Output every line of the entries below as a JSON list of strings, one string per line, and leave out blank lines.

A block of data
+ + +
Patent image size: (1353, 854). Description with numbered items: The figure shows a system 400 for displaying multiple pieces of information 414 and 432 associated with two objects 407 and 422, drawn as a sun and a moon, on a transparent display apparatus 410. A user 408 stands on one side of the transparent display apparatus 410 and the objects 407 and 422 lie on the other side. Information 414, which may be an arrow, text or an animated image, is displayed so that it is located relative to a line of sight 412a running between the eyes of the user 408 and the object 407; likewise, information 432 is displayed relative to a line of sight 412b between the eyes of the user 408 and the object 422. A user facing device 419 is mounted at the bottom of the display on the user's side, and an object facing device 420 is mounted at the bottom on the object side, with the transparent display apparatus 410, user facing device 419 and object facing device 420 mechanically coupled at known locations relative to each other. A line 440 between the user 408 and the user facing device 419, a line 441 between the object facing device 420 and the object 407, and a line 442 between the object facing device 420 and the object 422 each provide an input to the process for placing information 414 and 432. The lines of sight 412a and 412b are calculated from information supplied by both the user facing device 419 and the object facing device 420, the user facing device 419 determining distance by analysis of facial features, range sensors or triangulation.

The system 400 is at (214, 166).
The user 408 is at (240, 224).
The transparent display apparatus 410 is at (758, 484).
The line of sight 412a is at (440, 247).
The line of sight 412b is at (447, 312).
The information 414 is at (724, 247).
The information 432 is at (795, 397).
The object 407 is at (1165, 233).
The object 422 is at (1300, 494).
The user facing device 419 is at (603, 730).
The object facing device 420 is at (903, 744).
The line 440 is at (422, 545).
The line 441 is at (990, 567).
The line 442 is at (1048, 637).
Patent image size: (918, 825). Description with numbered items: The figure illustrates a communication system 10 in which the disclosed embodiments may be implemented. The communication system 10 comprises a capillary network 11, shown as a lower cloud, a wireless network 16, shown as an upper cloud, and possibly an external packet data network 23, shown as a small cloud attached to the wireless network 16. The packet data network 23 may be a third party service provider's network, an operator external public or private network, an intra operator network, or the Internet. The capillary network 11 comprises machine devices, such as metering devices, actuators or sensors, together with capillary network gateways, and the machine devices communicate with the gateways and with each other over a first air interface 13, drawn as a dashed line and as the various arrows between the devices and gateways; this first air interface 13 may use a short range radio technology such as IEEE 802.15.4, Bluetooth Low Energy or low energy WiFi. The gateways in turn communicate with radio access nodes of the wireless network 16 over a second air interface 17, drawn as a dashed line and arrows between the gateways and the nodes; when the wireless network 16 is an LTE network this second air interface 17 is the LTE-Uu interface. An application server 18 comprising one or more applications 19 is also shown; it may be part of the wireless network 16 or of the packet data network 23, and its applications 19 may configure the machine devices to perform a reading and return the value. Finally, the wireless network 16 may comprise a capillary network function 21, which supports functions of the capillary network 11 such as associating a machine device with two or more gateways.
+ + +
Written response:
[
  "Patent image size: (1353, 854). Description with numbered items: The figure shows a system 400 for displaying multiple pieces of information 414 and 432 associated with two objects 407 and 422, drawn as a sun and a moon, on a transparent display apparatus 410. A user 408 stands on one side of the transparent display apparatus 410 and the objects 407 and 422 lie on the other side. Information 414, which may be an arrow, text or an animated image, is displayed so that it is located relative to a line of sight 412a running between the eyes of the user 408 and the object 407; likewise, information 432 is displayed relative to a line of sight 412b between the eyes of the user 408 and the object 422. A user facing device 419 is mounted at the bottom of the display on the user's side, and an object facing device 420 is mounted at the bottom on the object side, with the transparent display apparatus 410, user facing device 419 and object facing device 420 mechanically coupled at known locations relative to each other. A line 440 between the user 408 and the user facing device 419, a line 441 between the object facing device 420 and the object 407, and a line 442 between the object facing device 420 and the object 422 each provide an input to the process for placing information 414 and 432. The lines of sight 412a and 412b are calculated from information supplied by both the user facing device 419 and the object facing device 420, the user facing device 419 determining distance by analysis of facial features, range sensors or triangulation.",
  "The system 400 is at (214, 166).",
  "The user 408 is at (240, 224).",
  "The transparent display apparatus 410 is at (758, 484).",
  "The line of sight 412a is at (440, 247).",
  "The line of sight 412b is at (447, 312).",
  "The information 414 is at (724, 247).",
  "The information 432 is at (795, 397).",
  "The object 407 is at (1165, 233).",
  "The object 422 is at (1300, 494).",
  "The user facing device 419 is at (603, 730).",
  "The object facing device 420 is at (903, 744).",
  "The line 440 is at (422, 545).",
  "The line 441 is at (990, 567).",
  "The line 442 is at (1048, 637).",
  "Patent image size: (918, 825). Description with numbered items: The figure illustrates a communication system 10 in which the disclosed embodiments may be implemented. The communication system 10 comprises a capillary network 11, shown as a lower cloud, a wireless network 16, shown as an upper cloud, and possibly an external packet data network 23, shown as a small cloud attached to the wireless network 16. The packet data network 23 may be a third party service provider's network, an operator external public or private network, an intra operator network, or the Internet. The capillary network 11 comprises machine devices, such as metering devices, actuators or sensors, together with capillary network gateways, and the machine devices communicate with the gateways and with each other over a first air interface 13, drawn as a dashed line and as the various arrows between the devices and gateways; this first air interface 13 may use a short range radio technology such as IEEE 802.15.4, Bluetooth Low Energy or low energy WiFi. The gateways in turn communicate with radio access nodes of the wireless network 16 over a second air interface 17, drawn as a dashed line and arrows between the gateways and the nodes; when the wireless network 16 is an LTE network this second air interface 17 is the LTE-Uu interface. An application server 18 comprising one or more applications 19 is also shown; it may be part of the wireless network 16 or of the packet data network 23, and its applications 19 may configure the machine devices to perform a reading and return the value. Finally, the wireless network 16 may comprise a capillary network function 21, which supports functions of the capillary network 11 such as associating a machine device with two or more gateways."
]